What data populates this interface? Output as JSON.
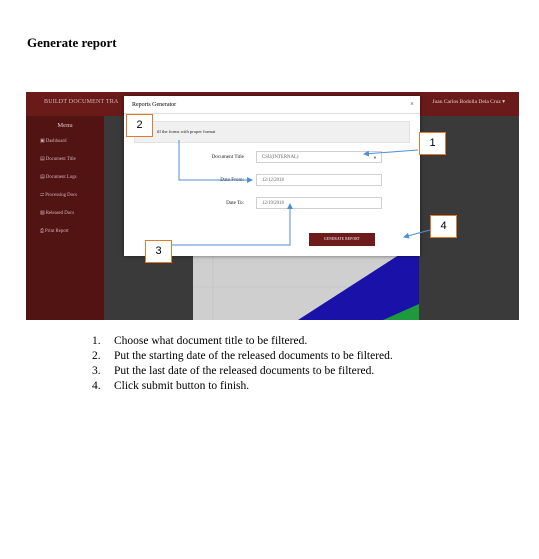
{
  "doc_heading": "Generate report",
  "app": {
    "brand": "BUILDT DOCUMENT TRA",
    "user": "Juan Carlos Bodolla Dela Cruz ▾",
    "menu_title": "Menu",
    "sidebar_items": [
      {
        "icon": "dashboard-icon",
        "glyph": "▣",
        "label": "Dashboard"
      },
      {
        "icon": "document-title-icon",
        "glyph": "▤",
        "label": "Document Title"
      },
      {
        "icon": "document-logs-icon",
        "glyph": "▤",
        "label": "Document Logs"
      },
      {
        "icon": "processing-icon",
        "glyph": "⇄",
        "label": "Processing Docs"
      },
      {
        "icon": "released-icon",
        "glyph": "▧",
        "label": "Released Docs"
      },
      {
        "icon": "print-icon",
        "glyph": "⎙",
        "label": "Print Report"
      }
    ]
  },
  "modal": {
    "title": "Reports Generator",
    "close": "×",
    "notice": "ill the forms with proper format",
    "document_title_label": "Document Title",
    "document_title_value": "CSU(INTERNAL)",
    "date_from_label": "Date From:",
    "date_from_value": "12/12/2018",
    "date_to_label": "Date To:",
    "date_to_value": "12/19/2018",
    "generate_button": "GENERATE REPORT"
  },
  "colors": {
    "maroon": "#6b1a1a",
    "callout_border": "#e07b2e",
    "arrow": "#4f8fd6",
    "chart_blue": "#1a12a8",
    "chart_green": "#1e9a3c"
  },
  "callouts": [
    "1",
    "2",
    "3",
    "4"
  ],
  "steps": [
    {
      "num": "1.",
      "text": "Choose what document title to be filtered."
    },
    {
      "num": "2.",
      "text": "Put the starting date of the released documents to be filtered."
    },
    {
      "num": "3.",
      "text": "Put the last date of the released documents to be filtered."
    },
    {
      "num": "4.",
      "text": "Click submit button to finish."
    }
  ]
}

____________

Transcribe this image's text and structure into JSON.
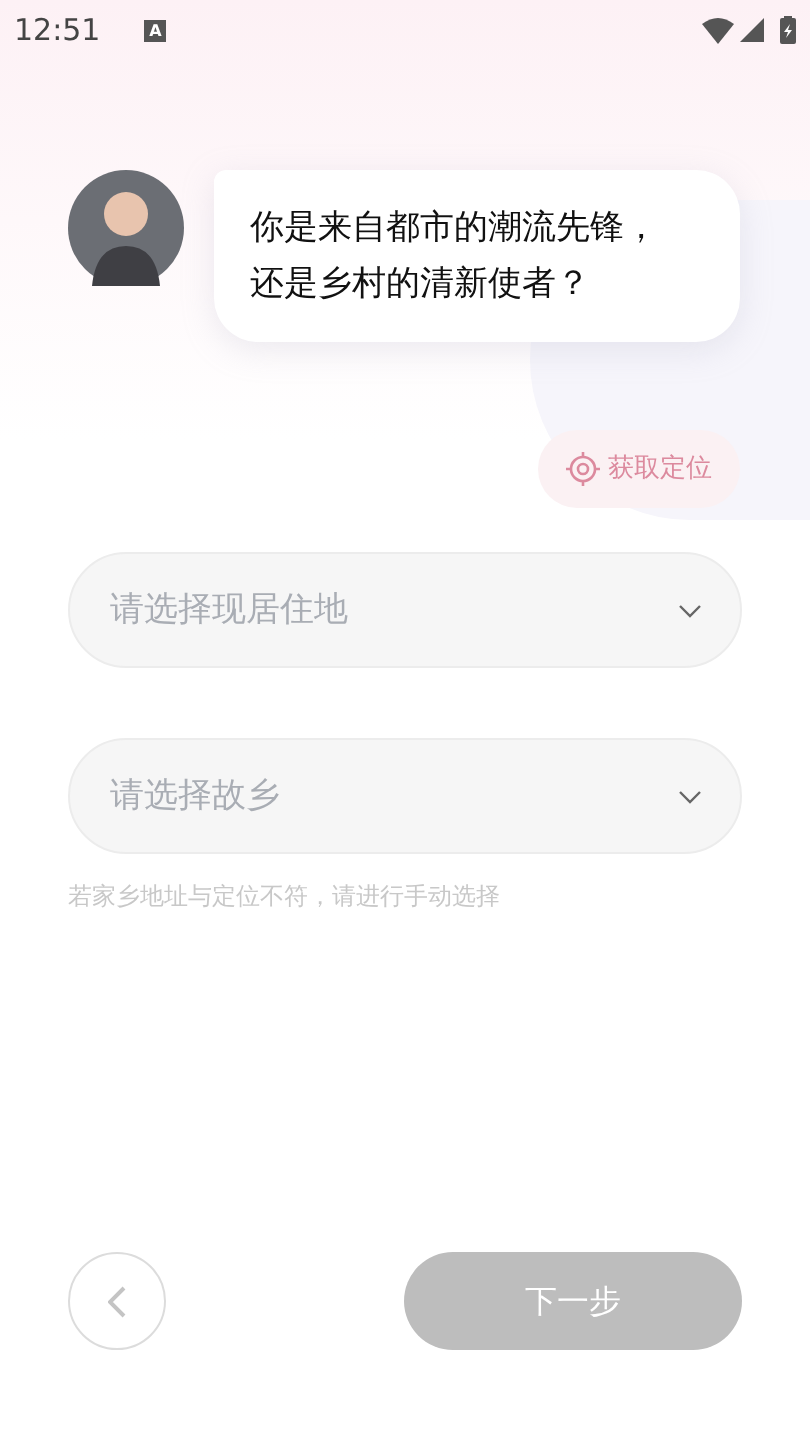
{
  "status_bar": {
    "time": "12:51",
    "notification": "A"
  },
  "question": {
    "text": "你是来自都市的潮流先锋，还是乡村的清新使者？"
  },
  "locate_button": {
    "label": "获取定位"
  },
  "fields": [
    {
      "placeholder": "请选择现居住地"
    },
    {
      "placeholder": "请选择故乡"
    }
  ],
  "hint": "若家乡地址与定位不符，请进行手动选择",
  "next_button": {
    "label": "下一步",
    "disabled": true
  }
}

____________

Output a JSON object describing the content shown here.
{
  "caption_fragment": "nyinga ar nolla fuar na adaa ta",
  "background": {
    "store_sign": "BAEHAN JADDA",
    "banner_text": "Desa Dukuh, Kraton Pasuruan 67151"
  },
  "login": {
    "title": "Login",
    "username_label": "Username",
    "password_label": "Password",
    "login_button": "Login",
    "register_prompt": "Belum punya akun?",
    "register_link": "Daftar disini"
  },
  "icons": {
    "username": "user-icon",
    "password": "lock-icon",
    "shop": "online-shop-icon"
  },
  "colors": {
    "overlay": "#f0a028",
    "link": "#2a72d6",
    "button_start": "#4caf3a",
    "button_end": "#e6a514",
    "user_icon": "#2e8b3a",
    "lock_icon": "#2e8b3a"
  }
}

____________

### [Goal]
Using the listing above, show each line holding the string "JSON".

### [The response]
What data populates this interface? Output as JSON.
Transcribe this image's text and structure into JSON.
Output a JSON object describing the content shown here.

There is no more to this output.